• [Available records]:
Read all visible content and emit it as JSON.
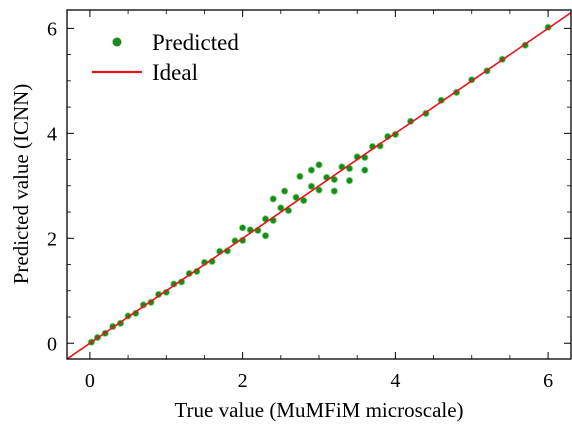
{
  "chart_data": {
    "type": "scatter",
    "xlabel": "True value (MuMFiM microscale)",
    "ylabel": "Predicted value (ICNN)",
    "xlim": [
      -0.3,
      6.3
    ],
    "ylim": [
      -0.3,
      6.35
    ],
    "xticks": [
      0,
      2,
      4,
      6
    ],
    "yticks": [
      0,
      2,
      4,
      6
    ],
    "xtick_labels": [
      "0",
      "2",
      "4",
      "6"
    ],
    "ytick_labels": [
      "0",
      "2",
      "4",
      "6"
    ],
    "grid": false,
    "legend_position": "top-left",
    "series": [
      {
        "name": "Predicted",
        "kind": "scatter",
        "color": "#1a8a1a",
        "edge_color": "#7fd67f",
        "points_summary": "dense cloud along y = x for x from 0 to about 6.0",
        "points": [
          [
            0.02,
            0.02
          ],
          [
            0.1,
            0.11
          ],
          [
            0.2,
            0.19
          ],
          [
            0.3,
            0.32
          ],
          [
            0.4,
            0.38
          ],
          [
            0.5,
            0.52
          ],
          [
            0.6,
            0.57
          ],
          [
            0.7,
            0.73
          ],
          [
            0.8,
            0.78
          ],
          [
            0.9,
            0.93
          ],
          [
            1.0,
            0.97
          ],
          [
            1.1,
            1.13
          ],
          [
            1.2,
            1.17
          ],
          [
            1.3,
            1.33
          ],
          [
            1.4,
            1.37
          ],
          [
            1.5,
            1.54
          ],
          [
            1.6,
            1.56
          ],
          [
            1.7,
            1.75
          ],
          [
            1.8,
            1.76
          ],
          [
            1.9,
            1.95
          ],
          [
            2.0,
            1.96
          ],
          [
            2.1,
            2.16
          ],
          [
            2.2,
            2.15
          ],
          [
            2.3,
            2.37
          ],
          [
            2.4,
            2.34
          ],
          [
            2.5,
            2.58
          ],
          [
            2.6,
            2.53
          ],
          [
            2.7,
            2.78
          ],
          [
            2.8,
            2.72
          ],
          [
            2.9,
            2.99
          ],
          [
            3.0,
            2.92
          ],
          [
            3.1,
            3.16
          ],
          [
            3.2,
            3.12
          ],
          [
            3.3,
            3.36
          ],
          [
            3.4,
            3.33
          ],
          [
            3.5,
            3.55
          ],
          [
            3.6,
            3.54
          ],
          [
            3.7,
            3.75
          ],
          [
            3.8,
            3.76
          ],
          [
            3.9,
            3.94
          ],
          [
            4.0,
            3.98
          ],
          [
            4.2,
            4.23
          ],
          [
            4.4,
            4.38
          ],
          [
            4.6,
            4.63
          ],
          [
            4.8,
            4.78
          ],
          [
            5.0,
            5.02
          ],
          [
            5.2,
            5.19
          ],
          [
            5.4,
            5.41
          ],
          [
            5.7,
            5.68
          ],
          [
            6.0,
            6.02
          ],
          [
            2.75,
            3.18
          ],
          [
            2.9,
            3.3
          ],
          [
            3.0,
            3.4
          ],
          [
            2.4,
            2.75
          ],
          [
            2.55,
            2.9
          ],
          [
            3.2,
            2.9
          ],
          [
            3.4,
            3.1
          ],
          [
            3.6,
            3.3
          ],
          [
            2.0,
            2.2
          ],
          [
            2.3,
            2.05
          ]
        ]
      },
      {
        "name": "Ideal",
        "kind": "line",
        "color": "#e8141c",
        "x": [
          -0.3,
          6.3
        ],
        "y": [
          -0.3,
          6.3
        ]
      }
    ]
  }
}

• [Objective]: Drop the images and repeat the data exactly.

• [Exercise solution]:
Read all visible content and emit it as JSON.
{
  "chart_data": {
    "type": "scatter",
    "xlabel": "True value (MuMFiM microscale)",
    "ylabel": "Predicted value (ICNN)",
    "xlim": [
      -0.3,
      6.3
    ],
    "ylim": [
      -0.3,
      6.35
    ],
    "xticks": [
      0,
      2,
      4,
      6
    ],
    "yticks": [
      0,
      2,
      4,
      6
    ],
    "xtick_labels": [
      "0",
      "2",
      "4",
      "6"
    ],
    "ytick_labels": [
      "0",
      "2",
      "4",
      "6"
    ],
    "grid": false,
    "legend_position": "top-left",
    "series": [
      {
        "name": "Predicted",
        "kind": "scatter",
        "color": "#1a8a1a",
        "edge_color": "#7fd67f",
        "points_summary": "dense cloud along y = x for x from 0 to about 6.0",
        "points": [
          [
            0.02,
            0.02
          ],
          [
            0.1,
            0.11
          ],
          [
            0.2,
            0.19
          ],
          [
            0.3,
            0.32
          ],
          [
            0.4,
            0.38
          ],
          [
            0.5,
            0.52
          ],
          [
            0.6,
            0.57
          ],
          [
            0.7,
            0.73
          ],
          [
            0.8,
            0.78
          ],
          [
            0.9,
            0.93
          ],
          [
            1.0,
            0.97
          ],
          [
            1.1,
            1.13
          ],
          [
            1.2,
            1.17
          ],
          [
            1.3,
            1.33
          ],
          [
            1.4,
            1.37
          ],
          [
            1.5,
            1.54
          ],
          [
            1.6,
            1.56
          ],
          [
            1.7,
            1.75
          ],
          [
            1.8,
            1.76
          ],
          [
            1.9,
            1.95
          ],
          [
            2.0,
            1.96
          ],
          [
            2.1,
            2.16
          ],
          [
            2.2,
            2.15
          ],
          [
            2.3,
            2.37
          ],
          [
            2.4,
            2.34
          ],
          [
            2.5,
            2.58
          ],
          [
            2.6,
            2.53
          ],
          [
            2.7,
            2.78
          ],
          [
            2.8,
            2.72
          ],
          [
            2.9,
            2.99
          ],
          [
            3.0,
            2.92
          ],
          [
            3.1,
            3.16
          ],
          [
            3.2,
            3.12
          ],
          [
            3.3,
            3.36
          ],
          [
            3.4,
            3.33
          ],
          [
            3.5,
            3.55
          ],
          [
            3.6,
            3.54
          ],
          [
            3.7,
            3.75
          ],
          [
            3.8,
            3.76
          ],
          [
            3.9,
            3.94
          ],
          [
            4.0,
            3.98
          ],
          [
            4.2,
            4.23
          ],
          [
            4.4,
            4.38
          ],
          [
            4.6,
            4.63
          ],
          [
            4.8,
            4.78
          ],
          [
            5.0,
            5.02
          ],
          [
            5.2,
            5.19
          ],
          [
            5.4,
            5.41
          ],
          [
            5.7,
            5.68
          ],
          [
            6.0,
            6.02
          ],
          [
            2.75,
            3.18
          ],
          [
            2.9,
            3.3
          ],
          [
            3.0,
            3.4
          ],
          [
            2.4,
            2.75
          ],
          [
            2.55,
            2.9
          ],
          [
            3.2,
            2.9
          ],
          [
            3.4,
            3.1
          ],
          [
            3.6,
            3.3
          ],
          [
            2.0,
            2.2
          ],
          [
            2.3,
            2.05
          ]
        ]
      },
      {
        "name": "Ideal",
        "kind": "line",
        "color": "#e8141c",
        "x": [
          -0.3,
          6.3
        ],
        "y": [
          -0.3,
          6.3
        ]
      }
    ]
  }
}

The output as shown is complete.